- GIVEN DATA -
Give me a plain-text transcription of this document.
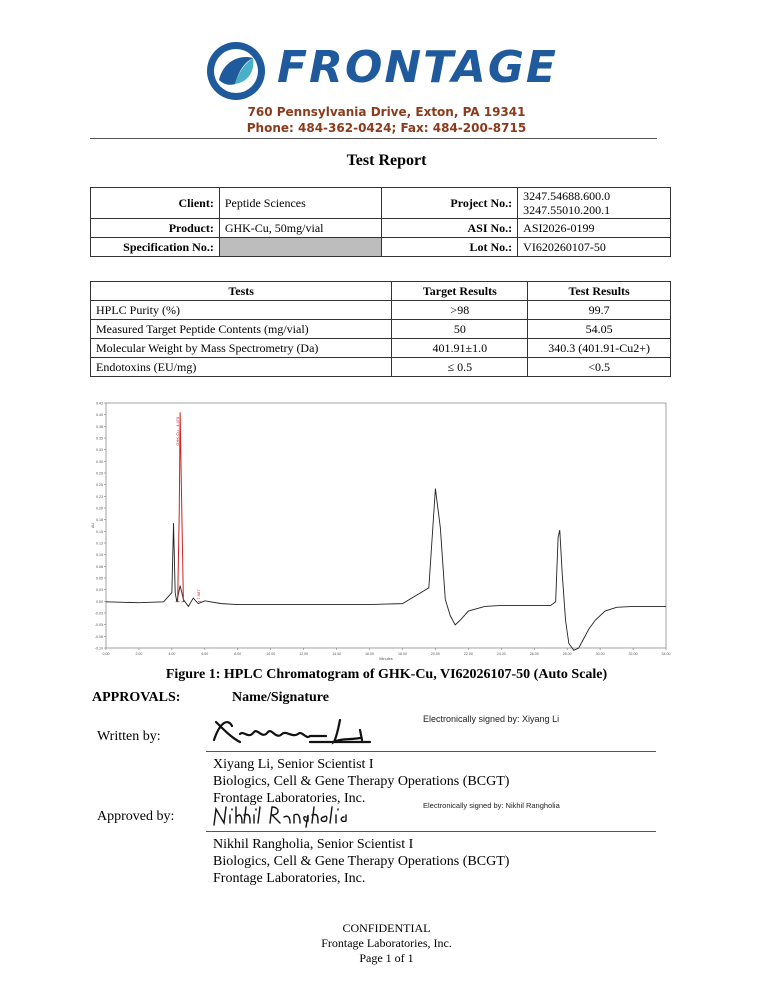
FRONTAGE
760 Pennsylvania Drive, Exton, PA 19341
Phone: 484-362-0424; Fax: 484-200-8715
Test Report
Client:	Peptide Sciences	Project No.:	3247.54688.600.0
3247.55010.200.1

Product:	GHK-Cu, 50mg/vial	ASI No.:	ASI2026-0199
Specification No.:		Lot No.:	VI620260107-50
Tests	Target Results	Test Results
HPLC Purity (%)	>98	99.7
Measured Target Peptide Contents (mg/vial)	50	54.05
Molecular Weight by Mass Spectrometry (Da)	401.91±1.0	340.3 (401.91-Cu2+)
Endotoxins (EU/mg)	≤ 0.5	<0.5
0.43
0.40
0.38
0.35
0.33
0.30
0.28
0.25
0.23
0.20
0.18
0.15
0.13
0.10
0.08
0.05
0.03
0.00
-0.03
-0.05
-0.08
-0.10
0.00	2.00	4.00	6.00	8.00	10.00	12.00	14.00	16.00	18.00	20.00	22.00	24.00	26.00	28.00	30.00	32.00	34.00
Minutes
AU
GHK-Cu - 4.470
7.987
Figure 1: HPLC Chromatogram of GHK-Cu, VI62026107-50 (Auto Scale)
APPROVALS:	Name/Signature
Written by:
Electronically signed by: Xiyang Li
Xiyang Li, Senior Scientist I
Biologics, Cell & Gene Therapy Operations (BCGT)
Frontage Laboratories, Inc.
Approved by:
Electronically signed by: Nikhil Rangholia
Nikhil Rangholia, Senior Scientist I
Biologics, Cell & Gene Therapy Operations (BCGT)
Frontage Laboratories, Inc.
CONFIDENTIAL
Frontage Laboratories, Inc.
Page 1 of 1
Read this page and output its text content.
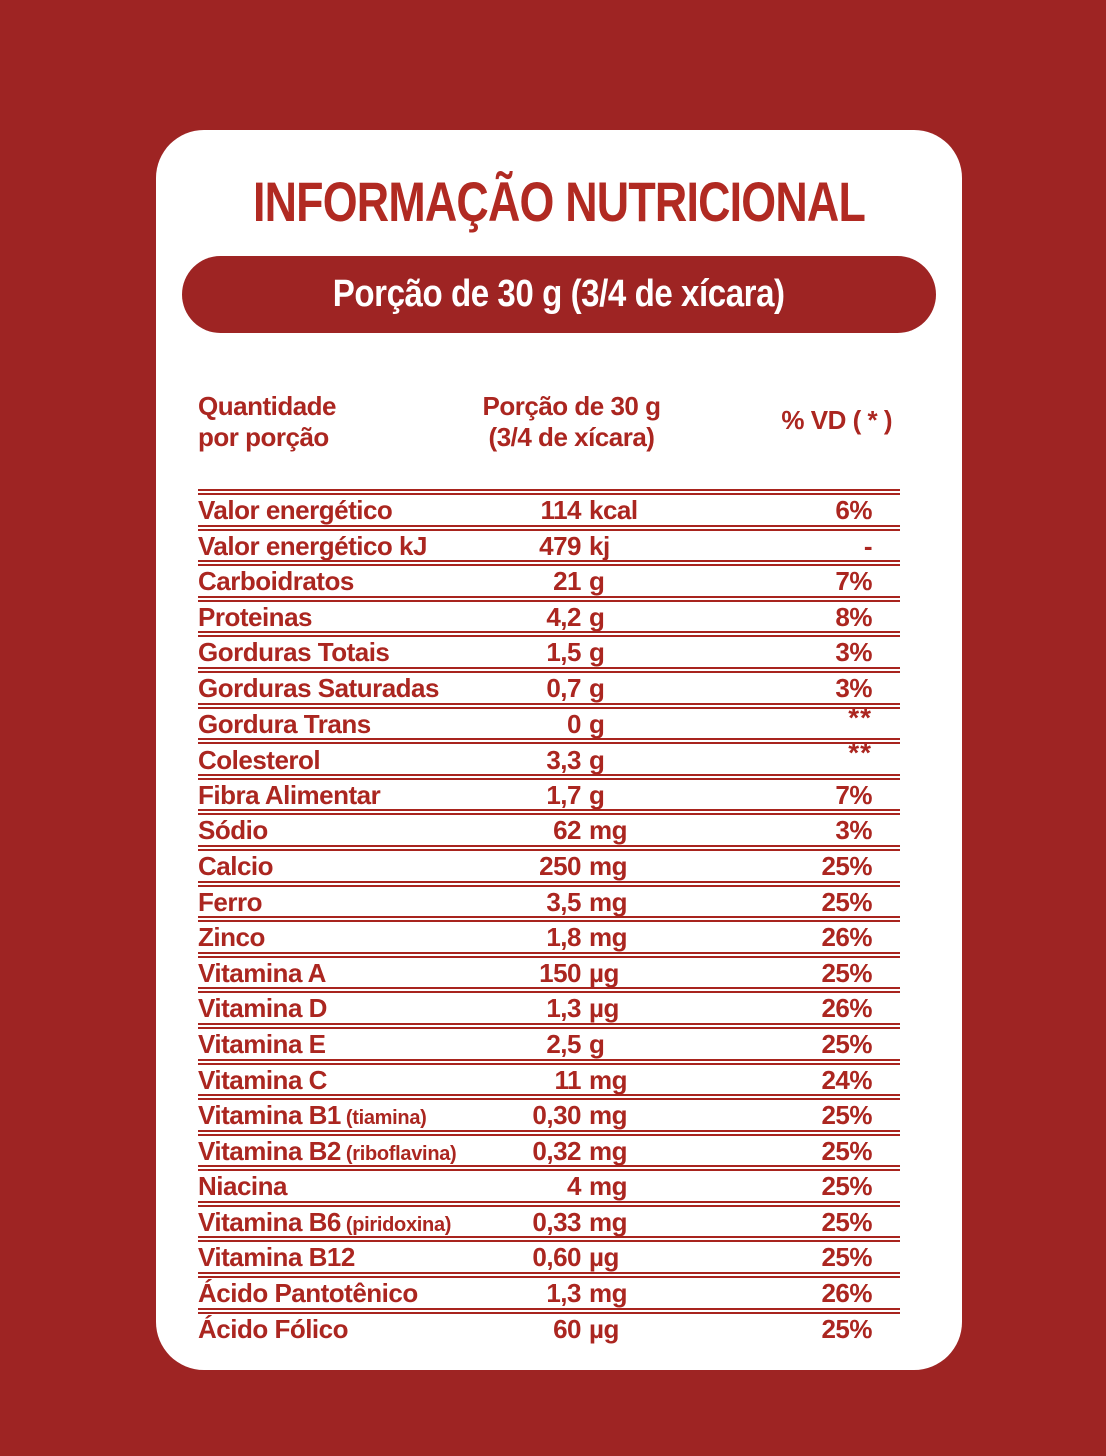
INFORMAÇÃO NUTRICIONAL
Porção de 30 g (3/4 de xícara)
Quantidade
por porção
Porção de 30 g
(3/4 de xícara)
% VD ( * )
Valor energético	114 kcal	6%
Valor energético kJ	479 kj	-
Carboidratos	21 g	7%
Proteinas	4,2 g	8%
Gorduras Totais	1,5 g	3%
Gorduras Saturadas	0,7 g	3%
Gordura Trans	0 g	**
Colesterol	3,3 g	**
Fibra Alimentar	1,7 g	7%
Sódio	62 mg	3%
Calcio	250 mg	25%
Ferro	3,5 mg	25%
Zinco	1,8 mg	26%
Vitamina A	150 µg	25%
Vitamina D	1,3 µg	26%
Vitamina E	2,5 g	25%
Vitamina C	11 mg	24%
Vitamina B1 (tiamina)	0,30 mg	25%
Vitamina B2 (riboflavina)	0,32 mg	25%
Niacina	4 mg	25%
Vitamina B6 (piridoxina)	0,33 mg	25%
Vitamina B12	0,60 µg	25%
Ácido Pantotênico	1,3 mg	26%
Ácido Fólico	60 µg	25%
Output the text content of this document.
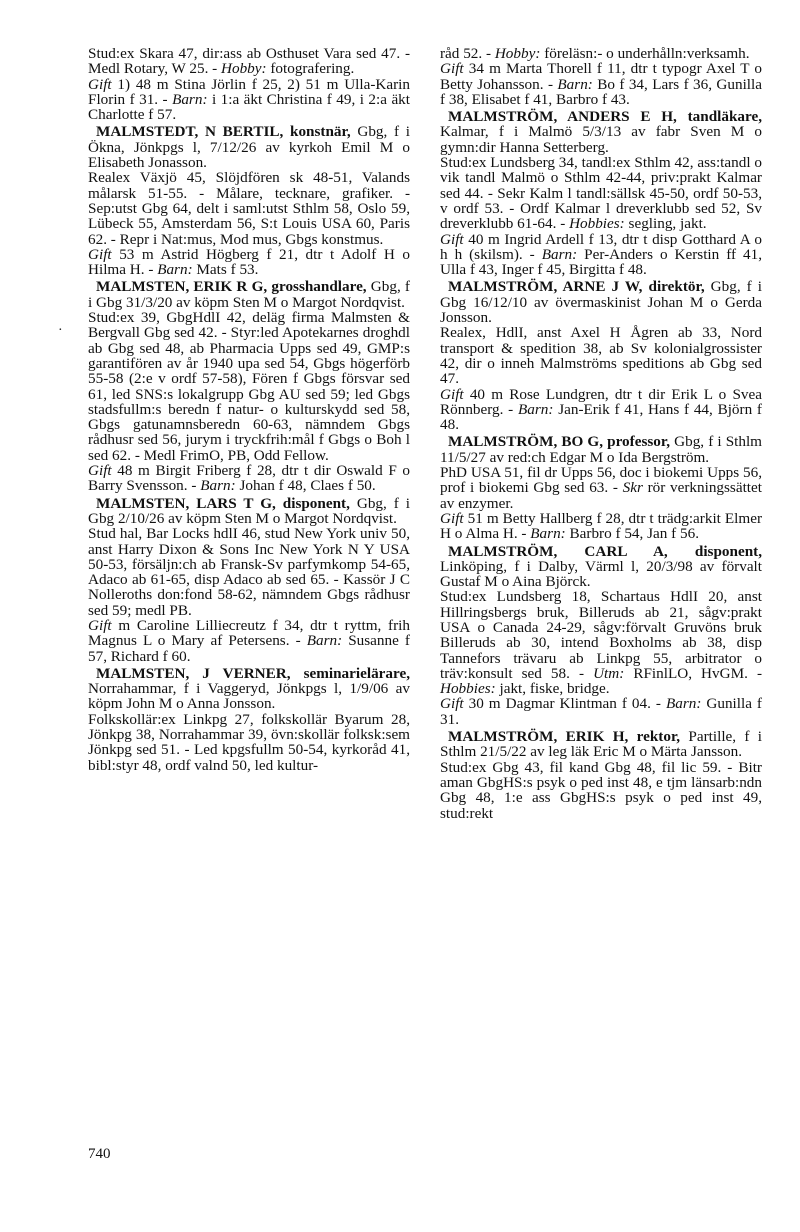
Stud:ex Skara 47, dir:ass ab Osthuset Vara sed 47. - Medl Rotary, W 25. - Hobby: fotografering.

Gift 1) 48 m Stina Jörlin f 25, 2) 51 m Ulla-Karin Florin f 31. - Barn: i 1:a äkt Christina f 49, i 2:a äkt Charlotte f 57.

MALMSTEDT, N BERTIL, konstnär, Gbg, f i Ökna, Jönkpgs l, 7/12/26 av kyrkoh Emil M o Elisabeth Jonasson.

Realex Växjö 45, Slöjdfören sk 48-51, Valands målarsk 51-55. - Målare, tecknare, grafiker. - Sep:utst Gbg 64, delt i saml:utst Sthlm 58, Oslo 59, Lübeck 55, Amsterdam 56, S:t Louis USA 60, Paris 62. - Repr i Nat:mus, Mod mus, Gbgs konstmus.

Gift 53 m Astrid Högberg f 21, dtr t Adolf H o Hilma H. - Barn: Mats f 53.

MALMSTEN, ERIK R G, grosshandlare, Gbg, f i Gbg 31/3/20 av köpm Sten M o Margot Nordqvist.

Stud:ex 39, GbgHdlI 42, deläg firma Malmsten & Bergvall Gbg sed 42. - Styr:led Apotekarnes droghdl ab Gbg sed 48, ab Pharmacia Upps sed 49, GMP:s garantifören av år 1940 upa sed 54, Gbgs högerförb 55-58 (2:e v ordf 57-58), Fören f Gbgs försvar sed 61, led SNS:s lokalgrupp Gbg AU sed 59; led Gbgs stadsfullm:s beredn f natur- o kulturskydd sed 58, Gbgs gatunamnsberedn 60-63, nämndem Gbgs rådhusr sed 56, jurym i tryckfrih:mål f Gbgs o Boh l sed 62. - Medl FrimO, PB, Odd Fellow.

Gift 48 m Birgit Friberg f 28, dtr t dir Oswald F o Barry Svensson. - Barn: Johan f 48, Claes f 50.

MALMSTEN, LARS T G, disponent, Gbg, f i Gbg 2/10/26 av köpm Sten M o Margot Nordqvist.

Stud hal, Bar Locks hdlI 46, stud New York univ 50, anst Harry Dixon & Sons Inc New York N Y USA 50-53, försäljn:ch ab Fransk-Sv parfymkomp 54-65, Adaco ab 61-65, disp Adaco ab sed 65. - Kassör J C Nolleroths don:fond 58-62, nämndem Gbgs rådhusr sed 59; medl PB.

Gift m Caroline Lilliecreutz f 34, dtr t ryttm, frih Magnus L o Mary af Petersens. - Barn: Susanne f 57, Richard f 60.

MALMSTEN, J VERNER, seminarielärare, Norrahammar, f i Vaggeryd, Jönkpgs l, 1/9/06 av köpm John M o Anna Jonsson.

Folkskollär:ex Linkpg 27, folkskollär Byarum 28, Jönkpg 38, Norrahammar 39, övn:skollär folksk:sem Jönkpg sed 51. - Led kpgsfullm 50-54, kyrkoråd 41, bibl:styr 48, ordf valnd 50, led kultur-

råd 52. - Hobby: föreläsn:- o underhålln:verksamh.

Gift 34 m Marta Thorell f 11, dtr t typogr Axel T o Betty Johansson. - Barn: Bo f 34, Lars f 36, Gunilla f 38, Elisabet f 41, Barbro f 43.

MALMSTRÖM, ANDERS E H, tandläkare, Kalmar, f i Malmö 5/3/13 av fabr Sven M o gymn:dir Hanna Setterberg.

Stud:ex Lundsberg 34, tandl:ex Sthlm 42, ass:tandl o vik tandl Malmö o Sthlm 42-44, priv:prakt Kalmar sed 44. - Sekr Kalm l tandl:sällsk 45-50, ordf 50-53, v ordf 53. - Ordf Kalmar l dreverklubb sed 52, Sv dreverklubb 61-64. - Hobbies: segling, jakt.

Gift 40 m Ingrid Ardell f 13, dtr t disp Gotthard A o h h (skilsm). - Barn: Per-Anders o Kerstin ff 41, Ulla f 43, Inger f 45, Birgitta f 48.

MALMSTRÖM, ARNE J W, direktör, Gbg, f i Gbg 16/12/10 av övermaskinist Johan M o Gerda Jonsson.

Realex, HdlI, anst Axel H Ågren ab 33, Nord transport & spedition 38, ab Sv kolonialgrossister 42, dir o inneh Malmströms speditions ab Gbg sed 47.

Gift 40 m Rose Lundgren, dtr t dir Erik L o Svea Rönnberg. - Barn: Jan-Erik f 41, Hans f 44, Björn f 48.

MALMSTRÖM, BO G, professor, Gbg, f i Sthlm 11/5/27 av red:ch Edgar M o Ida Bergström.

PhD USA 51, fil dr Upps 56, doc i biokemi Upps 56, prof i biokemi Gbg sed 63. - Skr rör verkningssättet av enzymer.

Gift 51 m Betty Hallberg f 28, dtr t trädg:arkit Elmer H o Alma H. - Barn: Barbro f 54, Jan f 56.

MALMSTRÖM, CARL A, disponent, Linköping, f i Dalby, Värml l, 20/3/98 av förvalt Gustaf M o Aina Björck.

Stud:ex Lundsberg 18, Schartaus HdlI 20, anst Hillringsbergs bruk, Billeruds ab 21, sågv:prakt USA o Canada 24-29, sågv:förvalt Gruvöns bruk Billeruds ab 30, intend Boxholms ab 38, disp Tannefors trävaru ab Linkpg 55, arbitrator o träv:konsult sed 58. - Utm: RFinlLO, HvGM. - Hobbies: jakt, fiske, bridge.

Gift 30 m Dagmar Klintman f 04. - Barn: Gunilla f 31.

MALMSTRÖM, ERIK H, rektor, Partille, f i Sthlm 21/5/22 av leg läk Eric M o Märta Jansson.

Stud:ex Gbg 43, fil kand Gbg 48, fil lic 59. - Bitr aman GbgHS:s psyk o ped inst 48, e tjm länsarb:ndn Gbg 48, 1:e ass GbgHS:s psyk o ped inst 49, stud:rekt

·
740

- YOUR INSTRUCTIONS -
Wherever a line in the records contains the word "köpm", copy that line.

- OUTPUT BELOW -
MALMSTEN, ERIK R G, grosshandlare, Gbg, f i Gbg 31/3/20 av köpm Sten M o Margot Nordqvist.
MALMSTEN, LARS T G, disponent, Gbg, f i Gbg 2/10/26 av köpm Sten M o Margot Nordqvist.
MALMSTEN, J VERNER, seminarielärare, Norrahammar, f i Vaggeryd, Jönkpgs l, 1/9/06 av köpm John M o Anna Jonsson.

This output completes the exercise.